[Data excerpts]

○ ○ ○ ○ ○ ○ ○

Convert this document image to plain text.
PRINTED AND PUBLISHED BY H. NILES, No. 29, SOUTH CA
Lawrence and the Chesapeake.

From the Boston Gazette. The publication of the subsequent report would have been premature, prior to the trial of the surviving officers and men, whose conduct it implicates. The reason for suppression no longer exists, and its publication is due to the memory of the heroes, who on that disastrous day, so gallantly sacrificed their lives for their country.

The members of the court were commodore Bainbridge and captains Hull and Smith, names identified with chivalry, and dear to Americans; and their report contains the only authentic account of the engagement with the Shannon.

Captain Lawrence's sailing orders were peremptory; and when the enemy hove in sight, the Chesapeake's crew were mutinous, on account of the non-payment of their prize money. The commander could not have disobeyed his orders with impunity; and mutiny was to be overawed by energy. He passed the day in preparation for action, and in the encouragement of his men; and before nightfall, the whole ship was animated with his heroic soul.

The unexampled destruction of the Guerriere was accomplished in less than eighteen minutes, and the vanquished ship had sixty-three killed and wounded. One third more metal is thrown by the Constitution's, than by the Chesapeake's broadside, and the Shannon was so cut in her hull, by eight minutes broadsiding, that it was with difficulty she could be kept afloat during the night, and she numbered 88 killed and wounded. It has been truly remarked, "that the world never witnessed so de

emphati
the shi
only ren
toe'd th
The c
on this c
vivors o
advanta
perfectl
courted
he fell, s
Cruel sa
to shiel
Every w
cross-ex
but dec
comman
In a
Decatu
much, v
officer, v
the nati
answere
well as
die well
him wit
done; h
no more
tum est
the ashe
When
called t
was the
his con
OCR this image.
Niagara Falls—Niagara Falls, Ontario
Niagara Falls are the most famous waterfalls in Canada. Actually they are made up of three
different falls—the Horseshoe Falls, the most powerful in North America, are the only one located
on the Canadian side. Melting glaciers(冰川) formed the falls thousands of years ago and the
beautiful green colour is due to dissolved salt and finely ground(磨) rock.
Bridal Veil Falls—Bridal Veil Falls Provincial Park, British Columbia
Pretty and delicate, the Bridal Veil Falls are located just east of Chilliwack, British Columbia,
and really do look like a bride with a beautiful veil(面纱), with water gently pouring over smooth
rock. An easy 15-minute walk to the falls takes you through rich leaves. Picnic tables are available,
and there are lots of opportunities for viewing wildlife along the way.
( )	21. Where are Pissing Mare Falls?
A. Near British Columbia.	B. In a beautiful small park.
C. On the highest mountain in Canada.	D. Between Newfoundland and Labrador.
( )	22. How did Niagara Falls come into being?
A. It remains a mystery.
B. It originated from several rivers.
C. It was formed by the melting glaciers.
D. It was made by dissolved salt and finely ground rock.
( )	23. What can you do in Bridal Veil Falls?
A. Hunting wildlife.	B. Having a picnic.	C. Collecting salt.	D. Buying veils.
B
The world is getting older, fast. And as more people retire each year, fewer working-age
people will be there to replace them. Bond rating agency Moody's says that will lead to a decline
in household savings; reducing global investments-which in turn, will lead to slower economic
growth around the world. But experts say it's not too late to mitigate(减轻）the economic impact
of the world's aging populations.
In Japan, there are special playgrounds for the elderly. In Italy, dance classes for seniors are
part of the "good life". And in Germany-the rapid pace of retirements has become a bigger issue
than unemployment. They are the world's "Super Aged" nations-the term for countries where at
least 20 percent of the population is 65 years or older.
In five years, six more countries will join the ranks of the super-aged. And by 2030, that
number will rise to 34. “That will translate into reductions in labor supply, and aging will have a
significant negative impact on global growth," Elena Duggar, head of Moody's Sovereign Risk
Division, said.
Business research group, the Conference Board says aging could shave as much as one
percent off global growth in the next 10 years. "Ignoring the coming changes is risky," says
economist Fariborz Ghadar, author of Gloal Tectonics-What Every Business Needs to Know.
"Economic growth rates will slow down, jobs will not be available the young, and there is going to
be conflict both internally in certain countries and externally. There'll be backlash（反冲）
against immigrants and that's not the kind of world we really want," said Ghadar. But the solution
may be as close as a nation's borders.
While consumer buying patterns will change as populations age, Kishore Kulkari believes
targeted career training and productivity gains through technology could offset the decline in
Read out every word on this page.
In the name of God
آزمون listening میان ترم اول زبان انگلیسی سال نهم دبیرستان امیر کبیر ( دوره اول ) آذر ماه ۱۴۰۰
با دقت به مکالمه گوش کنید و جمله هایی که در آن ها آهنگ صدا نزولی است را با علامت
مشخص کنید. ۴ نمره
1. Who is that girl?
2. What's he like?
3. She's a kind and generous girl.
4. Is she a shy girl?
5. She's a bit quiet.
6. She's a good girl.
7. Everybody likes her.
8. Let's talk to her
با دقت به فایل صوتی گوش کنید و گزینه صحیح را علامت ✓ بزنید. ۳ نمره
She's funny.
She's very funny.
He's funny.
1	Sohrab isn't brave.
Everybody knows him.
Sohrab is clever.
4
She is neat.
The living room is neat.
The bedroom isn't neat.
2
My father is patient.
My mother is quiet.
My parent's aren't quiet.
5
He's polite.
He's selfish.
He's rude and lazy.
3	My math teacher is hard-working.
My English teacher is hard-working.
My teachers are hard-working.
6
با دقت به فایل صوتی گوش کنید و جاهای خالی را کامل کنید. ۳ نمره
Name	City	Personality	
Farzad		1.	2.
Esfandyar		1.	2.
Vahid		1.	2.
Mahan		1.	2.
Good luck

○ ○ ○ ○ ○ ○ ○

__BRIEF__.
Each line of the material that holds the string "What" counts once; give the total alone.

__COMPLETE ANSWER__.
3